▶ [REQUIREMENTS]: What follows is a set of records; restate each one word for word and drop the pictures.
START RECORDS SHOWN
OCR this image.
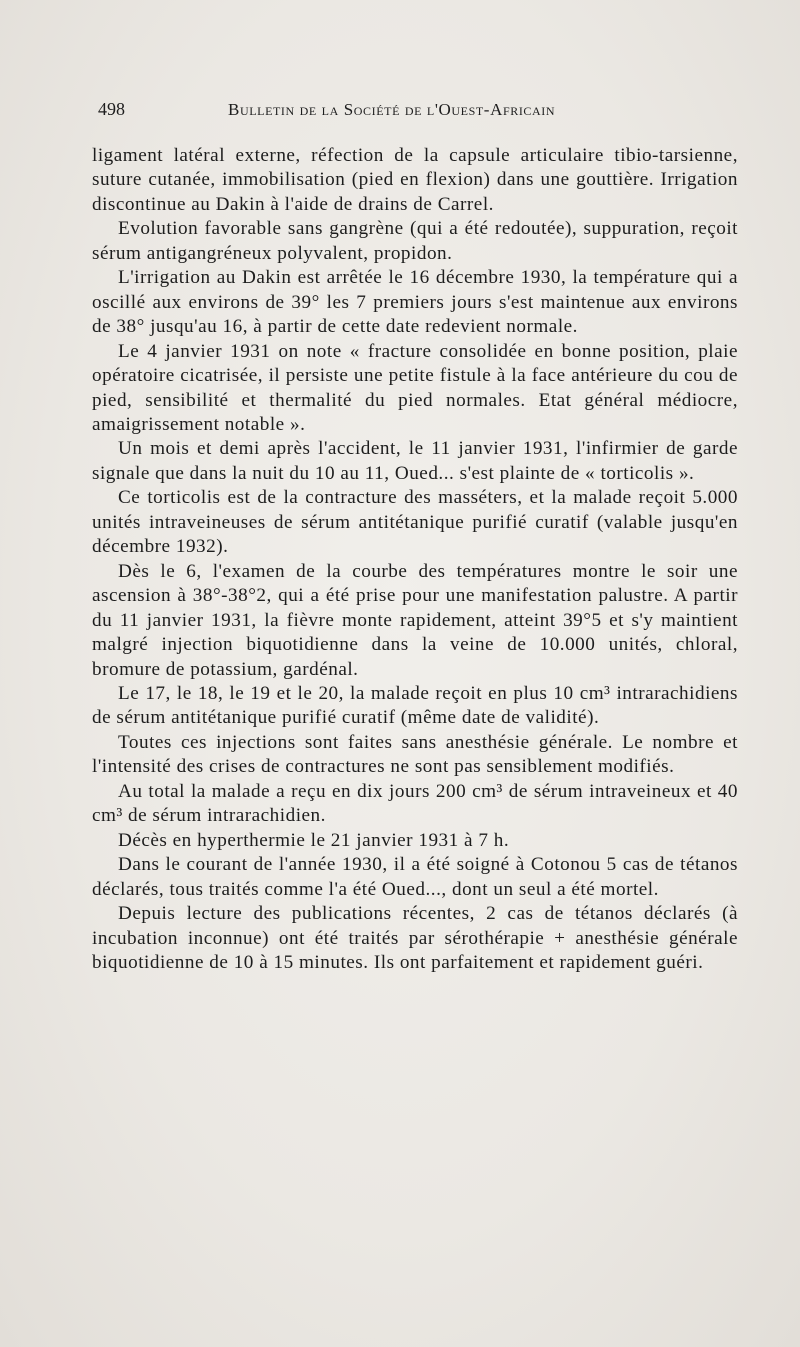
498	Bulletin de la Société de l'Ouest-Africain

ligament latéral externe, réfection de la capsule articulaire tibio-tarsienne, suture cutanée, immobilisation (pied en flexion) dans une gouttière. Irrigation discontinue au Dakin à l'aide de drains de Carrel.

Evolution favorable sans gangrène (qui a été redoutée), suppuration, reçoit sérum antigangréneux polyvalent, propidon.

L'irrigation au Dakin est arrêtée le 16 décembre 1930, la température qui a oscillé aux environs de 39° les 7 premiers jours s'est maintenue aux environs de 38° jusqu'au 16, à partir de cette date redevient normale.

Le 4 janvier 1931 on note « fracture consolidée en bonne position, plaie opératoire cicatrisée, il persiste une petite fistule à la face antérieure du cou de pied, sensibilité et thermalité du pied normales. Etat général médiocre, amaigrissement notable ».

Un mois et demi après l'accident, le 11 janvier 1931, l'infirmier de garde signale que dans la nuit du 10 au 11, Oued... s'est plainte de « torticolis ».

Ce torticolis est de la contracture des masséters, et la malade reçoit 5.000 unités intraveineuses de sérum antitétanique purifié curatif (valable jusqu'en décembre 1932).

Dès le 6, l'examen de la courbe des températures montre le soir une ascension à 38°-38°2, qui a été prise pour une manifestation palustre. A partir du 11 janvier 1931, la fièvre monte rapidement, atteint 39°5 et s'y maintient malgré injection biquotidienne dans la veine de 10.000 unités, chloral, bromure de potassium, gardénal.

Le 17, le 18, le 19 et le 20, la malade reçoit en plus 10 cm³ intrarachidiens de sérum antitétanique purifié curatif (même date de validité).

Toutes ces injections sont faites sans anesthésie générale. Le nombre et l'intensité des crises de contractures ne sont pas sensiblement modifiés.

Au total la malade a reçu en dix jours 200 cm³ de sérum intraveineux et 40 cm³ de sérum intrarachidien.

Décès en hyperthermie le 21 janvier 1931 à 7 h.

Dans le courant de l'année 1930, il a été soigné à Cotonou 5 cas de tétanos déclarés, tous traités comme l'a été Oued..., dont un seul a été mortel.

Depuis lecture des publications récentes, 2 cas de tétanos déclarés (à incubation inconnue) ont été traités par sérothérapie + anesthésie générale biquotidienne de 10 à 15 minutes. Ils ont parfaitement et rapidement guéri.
END RECORDS SHOWN
▶ [REPLY]:
OCR this image.
498	Bulletin de la Société de l'Ouest-Africain

ligament latéral externe, réfection de la capsule articulaire tibio-tarsienne, suture cutanée, immobilisation (pied en flexion) dans une gouttière. Irrigation discontinue au Dakin à l'aide de drains de Carrel.

Evolution favorable sans gangrène (qui a été redoutée), suppuration, reçoit sérum antigangréneux polyvalent, propidon.

L'irrigation au Dakin est arrêtée le 16 décembre 1930, la température qui a oscillé aux environs de 39° les 7 premiers jours s'est maintenue aux environs de 38° jusqu'au 16, à partir de cette date redevient normale.

Le 4 janvier 1931 on note « fracture consolidée en bonne position, plaie opératoire cicatrisée, il persiste une petite fistule à la face antérieure du cou de pied, sensibilité et thermalité du pied normales. Etat général médiocre, amaigrissement notable ».

Un mois et demi après l'accident, le 11 janvier 1931, l'infirmier de garde signale que dans la nuit du 10 au 11, Oued... s'est plainte de « torticolis ».

Ce torticolis est de la contracture des masséters, et la malade reçoit 5.000 unités intraveineuses de sérum antitétanique purifié curatif (valable jusqu'en décembre 1932).

Dès le 6, l'examen de la courbe des températures montre le soir une ascension à 38°-38°2, qui a été prise pour une manifestation palustre. A partir du 11 janvier 1931, la fièvre monte rapidement, atteint 39°5 et s'y maintient malgré injection biquotidienne dans la veine de 10.000 unités, chloral, bromure de potassium, gardénal.

Le 17, le 18, le 19 et le 20, la malade reçoit en plus 10 cm³ intrarachidiens de sérum antitétanique purifié curatif (même date de validité).

Toutes ces injections sont faites sans anesthésie générale. Le nombre et l'intensité des crises de contractures ne sont pas sensiblement modifiés.

Au total la malade a reçu en dix jours 200 cm³ de sérum intraveineux et 40 cm³ de sérum intrarachidien.

Décès en hyperthermie le 21 janvier 1931 à 7 h.

Dans le courant de l'année 1930, il a été soigné à Cotonou 5 cas de tétanos déclarés, tous traités comme l'a été Oued..., dont un seul a été mortel.

Depuis lecture des publications récentes, 2 cas de tétanos déclarés (à incubation inconnue) ont été traités par sérothérapie + anesthésie générale biquotidienne de 10 à 15 minutes. Ils ont parfaitement et rapidement guéri.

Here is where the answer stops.